Repeat the records in full and exactly, omitting pictures.

________________________________________

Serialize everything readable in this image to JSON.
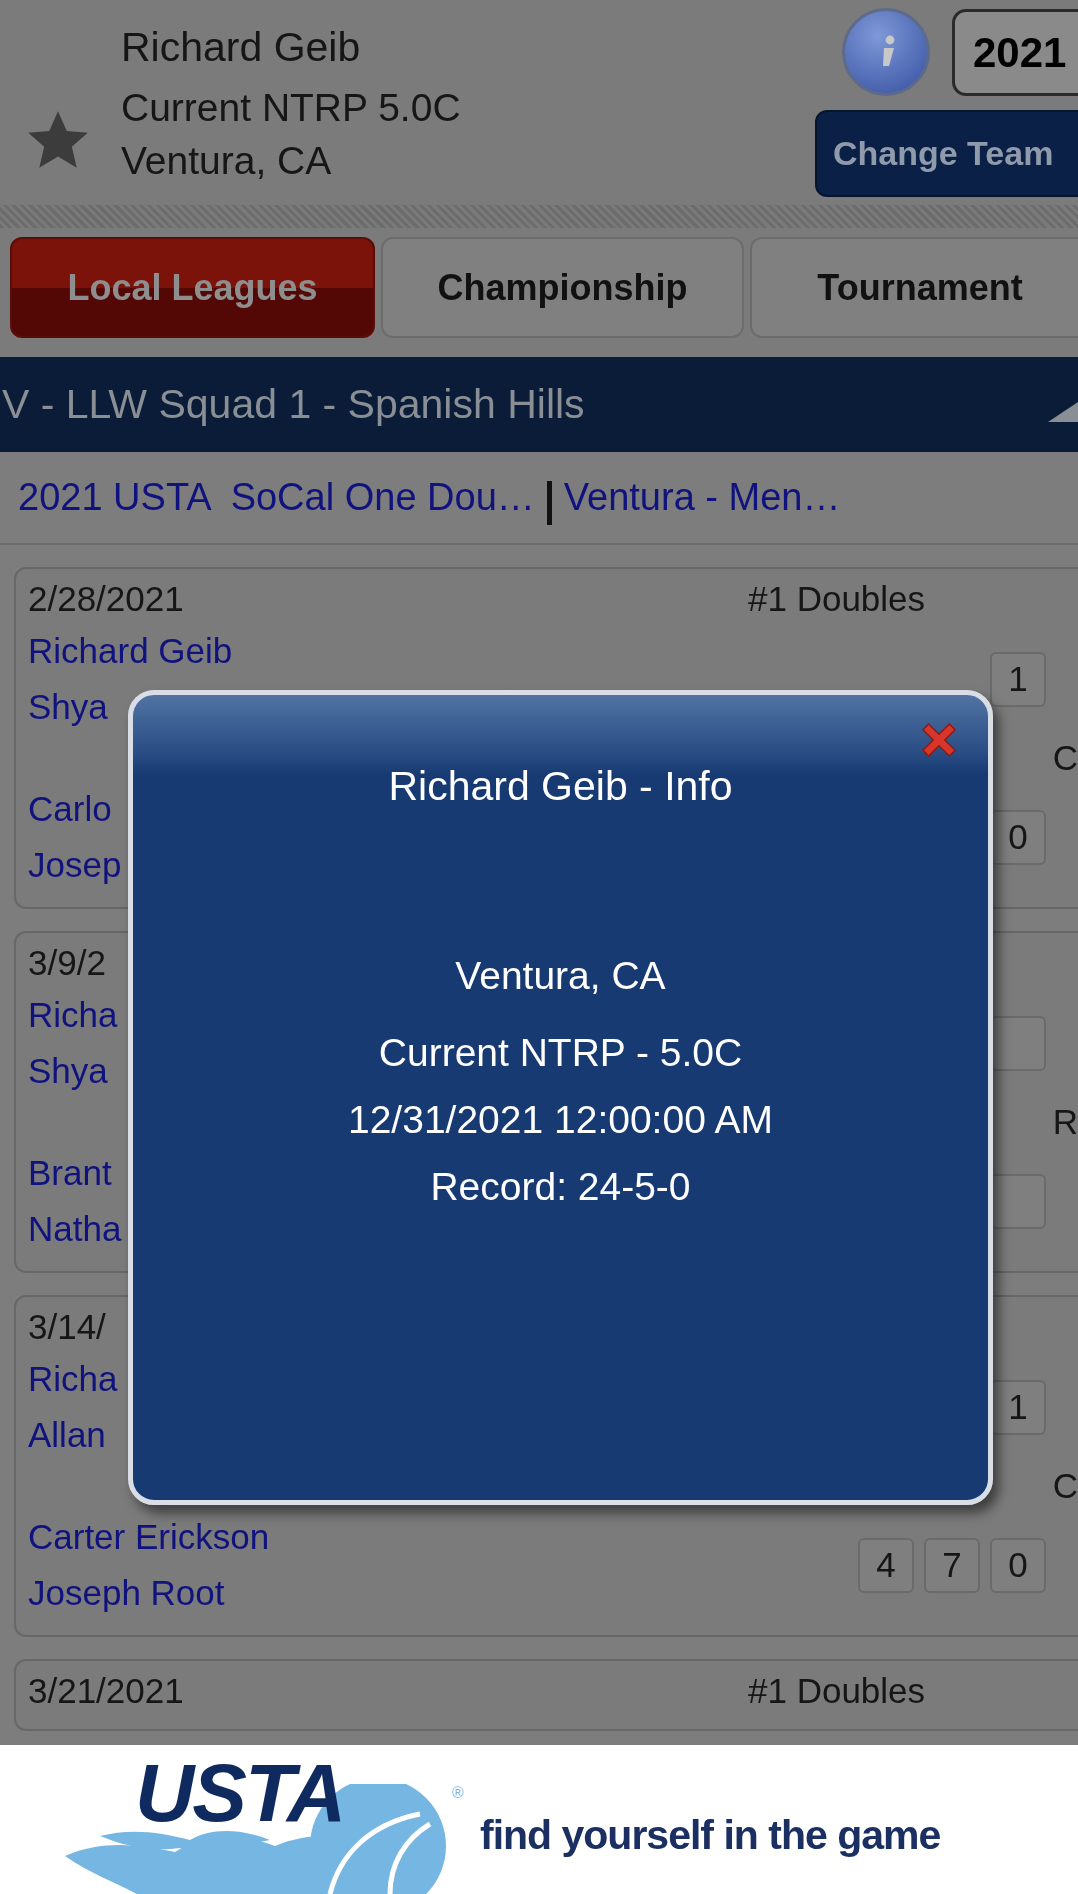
{
  "header": {
    "name": "Richard Geib",
    "rating": "Current NTRP 5.0C",
    "location": "Ventura, CA",
    "favorite": false,
    "year": "2021",
    "change_team": "Change Team"
  },
  "tabs": [
    {
      "label": "Local Leagues",
      "selected": true
    },
    {
      "label": "Championship",
      "selected": false
    },
    {
      "label": "Tournament",
      "selected": false
    }
  ],
  "team_bar": {
    "title": "V - LLW Squad 1 - Spanish Hills"
  },
  "links": [
    "2021 USTA  SoCal One Dou…",
    "Ventura - Men…"
  ],
  "matches": [
    {
      "date": "2/28/2021",
      "line": "#1 Doubles",
      "result": "C",
      "teams": [
        {
          "players": [
            "Richard Geib",
            "Shya"
          ],
          "scores": [
            "1"
          ]
        },
        {
          "players": [
            "Carlo",
            "Josep"
          ],
          "scores": [
            "0"
          ]
        }
      ]
    },
    {
      "date": "3/9/2",
      "result": "R",
      "teams": [
        {
          "players": [
            "Richa",
            "Shya"
          ],
          "scores": [
            {
              "kind": "blank"
            }
          ]
        },
        {
          "players": [
            "Brant",
            "Natha"
          ],
          "scores": [
            {
              "kind": "blank"
            }
          ]
        }
      ]
    },
    {
      "date": "3/14/",
      "result": "C",
      "teams": [
        {
          "players": [
            "Richa",
            "Allan"
          ],
          "scores": [
            "1"
          ]
        },
        {
          "players": [
            "Carter Erickson",
            "Joseph Root"
          ],
          "scores": [
            "4",
            "7",
            "0"
          ]
        }
      ]
    },
    {
      "date": "3/21/2021",
      "line": "#1 Doubles"
    }
  ],
  "modal": {
    "title": "Richard Geib - Info",
    "location": "Ventura, CA",
    "lines": [
      "Current NTRP - 5.0C",
      "12/31/2021 12:00:00 AM",
      "Record: 24-5-0"
    ]
  },
  "banner": {
    "logo": "USTA",
    "registered": "®",
    "tagline": "find yourself in the game"
  }
}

________________________________________

__Exercise result__.
Serialize everything readable in this image to JSON.
{
  "header": {
    "name": "Richard Geib",
    "rating": "Current NTRP 5.0C",
    "location": "Ventura, CA",
    "favorite": false,
    "year": "2021",
    "change_team": "Change Team"
  },
  "tabs": [
    {
      "label": "Local Leagues",
      "selected": true
    },
    {
      "label": "Championship",
      "selected": false
    },
    {
      "label": "Tournament",
      "selected": false
    }
  ],
  "team_bar": {
    "title": "V - LLW Squad 1 - Spanish Hills"
  },
  "links": [
    "2021 USTA  SoCal One Dou…",
    "Ventura - Men…"
  ],
  "matches": [
    {
      "date": "2/28/2021",
      "line": "#1 Doubles",
      "result": "C",
      "teams": [
        {
          "players": [
            "Richard Geib",
            "Shya"
          ],
          "scores": [
            "1"
          ]
        },
        {
          "players": [
            "Carlo",
            "Josep"
          ],
          "scores": [
            "0"
          ]
        }
      ]
    },
    {
      "date": "3/9/2",
      "result": "R",
      "teams": [
        {
          "players": [
            "Richa",
            "Shya"
          ],
          "scores": [
            {
              "kind": "blank"
            }
          ]
        },
        {
          "players": [
            "Brant",
            "Natha"
          ],
          "scores": [
            {
              "kind": "blank"
            }
          ]
        }
      ]
    },
    {
      "date": "3/14/",
      "result": "C",
      "teams": [
        {
          "players": [
            "Richa",
            "Allan"
          ],
          "scores": [
            "1"
          ]
        },
        {
          "players": [
            "Carter Erickson",
            "Joseph Root"
          ],
          "scores": [
            "4",
            "7",
            "0"
          ]
        }
      ]
    },
    {
      "date": "3/21/2021",
      "line": "#1 Doubles"
    }
  ],
  "modal": {
    "title": "Richard Geib - Info",
    "location": "Ventura, CA",
    "lines": [
      "Current NTRP - 5.0C",
      "12/31/2021 12:00:00 AM",
      "Record: 24-5-0"
    ]
  },
  "banner": {
    "logo": "USTA",
    "registered": "®",
    "tagline": "find yourself in the game"
  }
}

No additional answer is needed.